*Exercise goal*:
Lines holding the string "this" are the ones to copy; find them all in the data.

*Task input*:
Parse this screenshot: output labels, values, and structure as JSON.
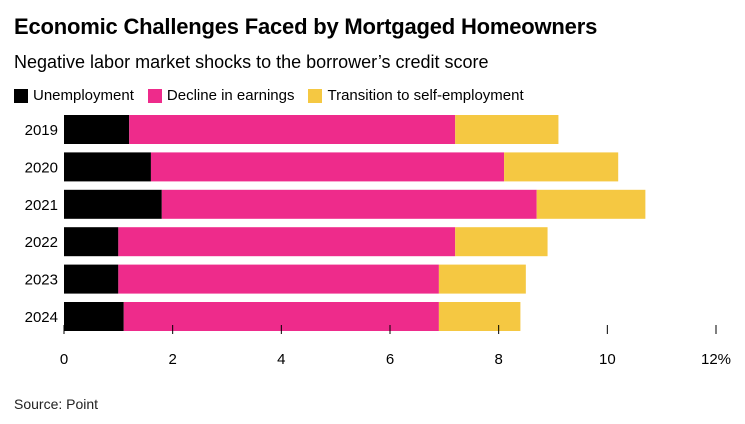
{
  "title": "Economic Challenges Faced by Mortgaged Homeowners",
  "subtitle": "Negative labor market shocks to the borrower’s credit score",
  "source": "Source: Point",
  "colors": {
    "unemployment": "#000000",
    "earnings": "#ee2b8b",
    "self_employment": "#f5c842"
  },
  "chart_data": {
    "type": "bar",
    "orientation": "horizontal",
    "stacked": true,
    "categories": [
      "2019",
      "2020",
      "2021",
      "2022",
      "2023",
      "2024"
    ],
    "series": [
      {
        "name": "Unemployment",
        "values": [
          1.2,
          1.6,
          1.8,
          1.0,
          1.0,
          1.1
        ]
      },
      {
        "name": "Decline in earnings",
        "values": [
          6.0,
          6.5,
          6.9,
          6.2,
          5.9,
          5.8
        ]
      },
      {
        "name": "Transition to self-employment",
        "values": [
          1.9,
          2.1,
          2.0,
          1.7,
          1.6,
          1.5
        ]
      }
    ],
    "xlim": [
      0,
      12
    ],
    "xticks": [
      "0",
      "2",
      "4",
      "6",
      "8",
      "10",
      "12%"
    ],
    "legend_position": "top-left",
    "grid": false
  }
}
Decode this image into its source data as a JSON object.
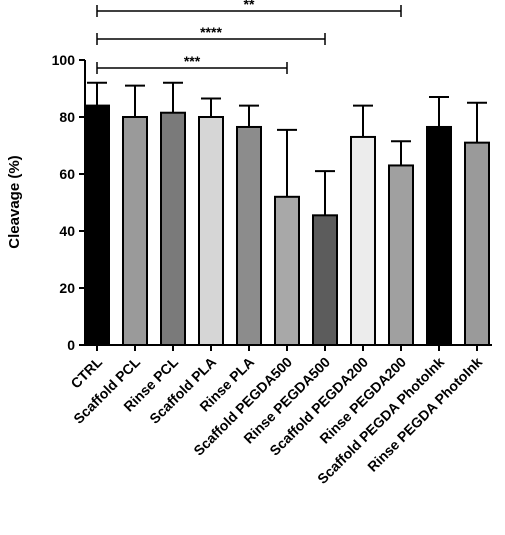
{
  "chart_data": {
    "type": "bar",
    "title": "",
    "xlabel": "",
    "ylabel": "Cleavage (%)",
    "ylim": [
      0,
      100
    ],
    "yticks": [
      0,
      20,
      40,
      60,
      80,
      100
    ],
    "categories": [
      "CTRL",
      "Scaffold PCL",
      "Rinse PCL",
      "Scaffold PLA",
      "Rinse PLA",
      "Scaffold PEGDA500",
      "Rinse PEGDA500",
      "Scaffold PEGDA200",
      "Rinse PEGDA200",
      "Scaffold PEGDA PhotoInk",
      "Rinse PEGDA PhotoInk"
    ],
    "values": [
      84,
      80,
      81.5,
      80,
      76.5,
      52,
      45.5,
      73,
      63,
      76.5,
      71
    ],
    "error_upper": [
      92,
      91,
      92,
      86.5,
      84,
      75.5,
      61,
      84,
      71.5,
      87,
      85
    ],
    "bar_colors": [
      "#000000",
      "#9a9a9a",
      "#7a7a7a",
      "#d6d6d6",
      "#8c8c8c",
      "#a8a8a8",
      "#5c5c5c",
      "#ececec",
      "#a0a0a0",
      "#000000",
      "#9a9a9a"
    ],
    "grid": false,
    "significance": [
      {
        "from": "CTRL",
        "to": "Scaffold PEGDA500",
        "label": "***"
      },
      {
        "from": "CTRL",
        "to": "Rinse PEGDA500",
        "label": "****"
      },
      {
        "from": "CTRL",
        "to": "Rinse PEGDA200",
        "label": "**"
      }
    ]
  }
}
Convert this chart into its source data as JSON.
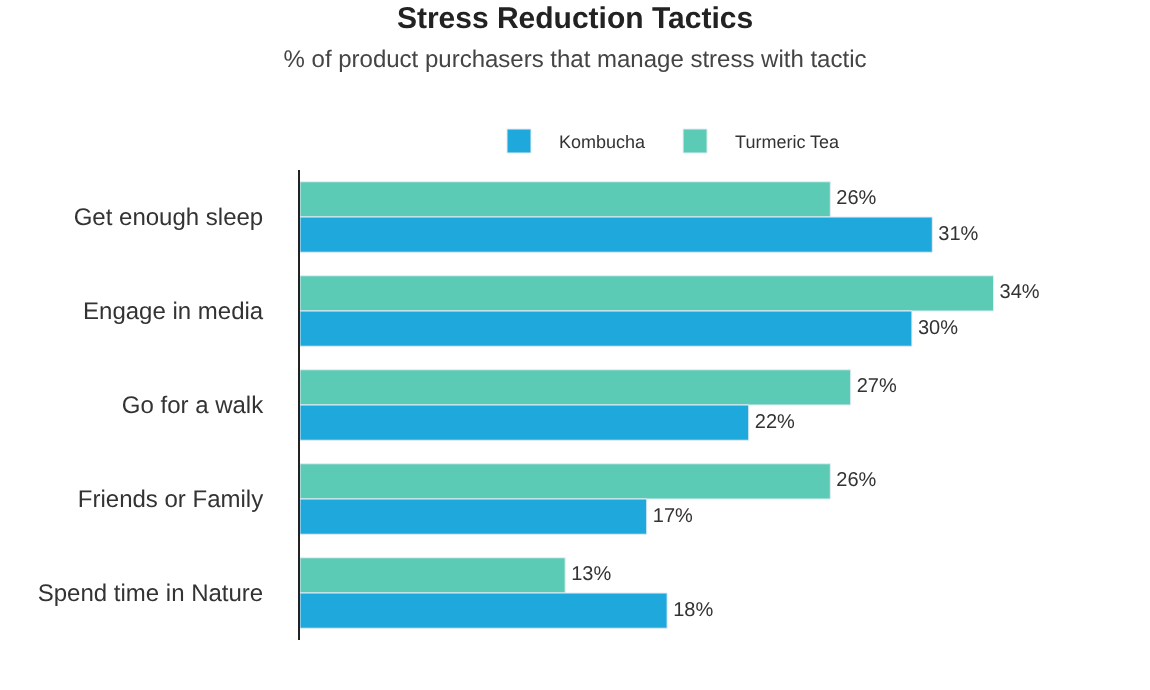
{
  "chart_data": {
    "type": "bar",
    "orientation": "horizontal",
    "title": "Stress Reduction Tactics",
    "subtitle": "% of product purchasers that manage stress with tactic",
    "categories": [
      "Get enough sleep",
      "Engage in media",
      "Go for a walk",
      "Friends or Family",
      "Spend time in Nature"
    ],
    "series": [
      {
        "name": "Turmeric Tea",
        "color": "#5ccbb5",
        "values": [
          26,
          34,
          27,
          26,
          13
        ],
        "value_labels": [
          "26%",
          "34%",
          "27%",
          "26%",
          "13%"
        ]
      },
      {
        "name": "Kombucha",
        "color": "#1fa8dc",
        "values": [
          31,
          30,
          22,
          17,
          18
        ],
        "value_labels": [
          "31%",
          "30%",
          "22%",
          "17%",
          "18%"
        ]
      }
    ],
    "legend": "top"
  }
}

==

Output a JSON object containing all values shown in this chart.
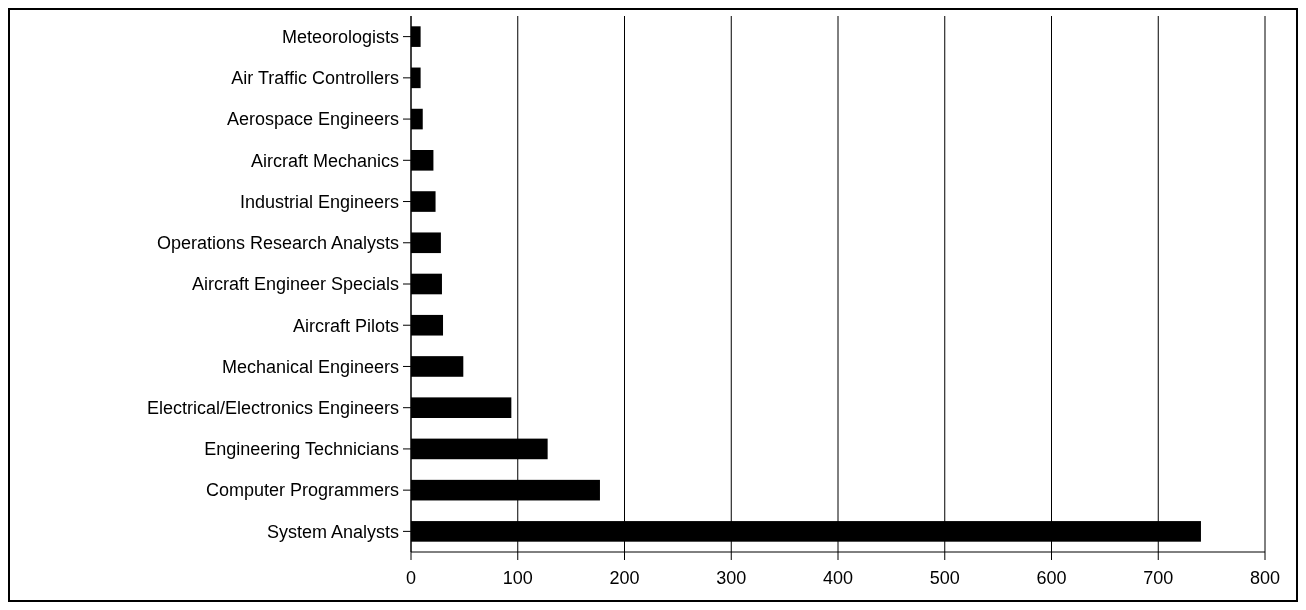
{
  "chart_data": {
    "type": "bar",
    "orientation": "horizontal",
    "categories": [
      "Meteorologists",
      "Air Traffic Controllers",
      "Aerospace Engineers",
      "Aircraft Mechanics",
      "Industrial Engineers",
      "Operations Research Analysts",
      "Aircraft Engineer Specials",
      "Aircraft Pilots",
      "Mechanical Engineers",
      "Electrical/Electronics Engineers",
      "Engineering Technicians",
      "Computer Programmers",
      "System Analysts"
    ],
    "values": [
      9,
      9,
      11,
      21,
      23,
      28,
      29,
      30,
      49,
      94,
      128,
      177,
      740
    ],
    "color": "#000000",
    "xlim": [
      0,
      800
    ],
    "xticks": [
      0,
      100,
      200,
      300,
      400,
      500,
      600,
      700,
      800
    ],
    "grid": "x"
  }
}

*Response*:
Parse this screenshot: output labels, values, and structure as JSON.
Decode this image into its source data as a JSON object.
Convert this chart into its source data as JSON.
Output a JSON object containing all values shown in this chart.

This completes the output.